EXERCISE BRIEF
The data below should be restated word for word, with every picture omitted.

INFORMATION SHOWN
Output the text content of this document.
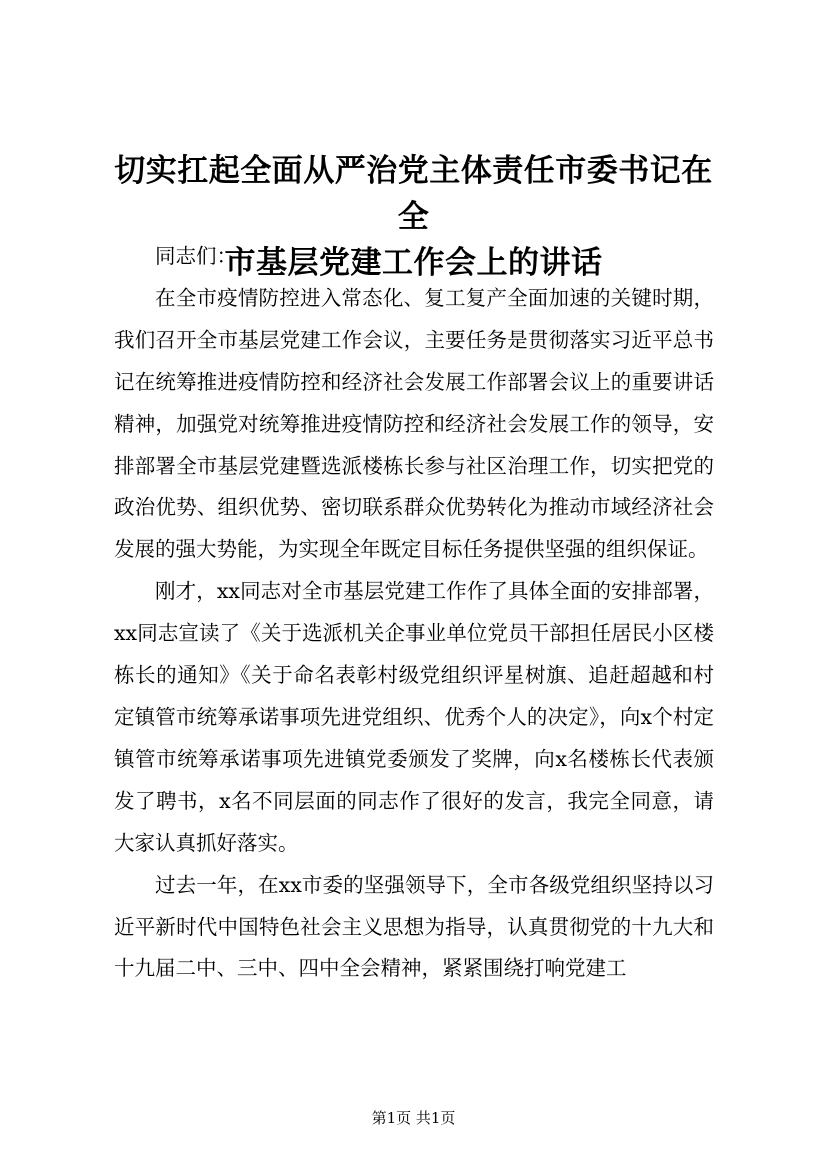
切实扛起全面从严治党主体责任市委书记在全
市基层党建工作会上的讲话

同志们：

在全市疫情防控进入常态化、复工复产全面加速的关键时期，我们召开全市基层党建工作会议，主要任务是贯彻落实习近平总书记在统筹推进疫情防控和经济社会发展工作部署会议上的重要讲话精神，加强党对统筹推进疫情防控和经济社会发展工作的领导，安排部署全市基层党建暨选派楼栋长参与社区治理工作，切实把党的政治优势、组织优势、密切联系群众优势转化为推动市域经济社会发展的强大势能，为实现全年既定目标任务提供坚强的组织保证。

刚才，xx同志对全市基层党建工作作了具体全面的安排部署，xx同志宣读了《关于选派机关企事业单位党员干部担任居民小区楼栋长的通知》《关于命名表彰村级党组织评星树旗、追赶超越和村定镇管市统筹承诺事项先进党组织、优秀个人的决定》，向x个村定镇管市统筹承诺事项先进镇党委颁发了奖牌，向x名楼栋长代表颁发了聘书，x名不同层面的同志作了很好的发言，我完全同意，请大家认真抓好落实。

过去一年，在xx市委的坚强领导下，全市各级党组织坚持以习近平新时代中国特色社会主义思想为指导，认真贯彻党的十九大和十九届二中、三中、四中全会精神，紧紧围绕打响党建工

第1页 共1页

RESPONSE TO THE EXERCISE
Output the text content of this document.
切实扛起全面从严治党主体责任市委书记在全
市基层党建工作会上的讲话

同志们：

在全市疫情防控进入常态化、复工复产全面加速的关键时期，我们召开全市基层党建工作会议，主要任务是贯彻落实习近平总书记在统筹推进疫情防控和经济社会发展工作部署会议上的重要讲话精神，加强党对统筹推进疫情防控和经济社会发展工作的领导，安排部署全市基层党建暨选派楼栋长参与社区治理工作，切实把党的政治优势、组织优势、密切联系群众优势转化为推动市域经济社会发展的强大势能，为实现全年既定目标任务提供坚强的组织保证。

刚才，xx同志对全市基层党建工作作了具体全面的安排部署，xx同志宣读了《关于选派机关企事业单位党员干部担任居民小区楼栋长的通知》《关于命名表彰村级党组织评星树旗、追赶超越和村定镇管市统筹承诺事项先进党组织、优秀个人的决定》，向x个村定镇管市统筹承诺事项先进镇党委颁发了奖牌，向x名楼栋长代表颁发了聘书，x名不同层面的同志作了很好的发言，我完全同意，请大家认真抓好落实。

过去一年，在xx市委的坚强领导下，全市各级党组织坚持以习近平新时代中国特色社会主义思想为指导，认真贯彻党的十九大和十九届二中、三中、四中全会精神，紧紧围绕打响党建工

第1页 共1页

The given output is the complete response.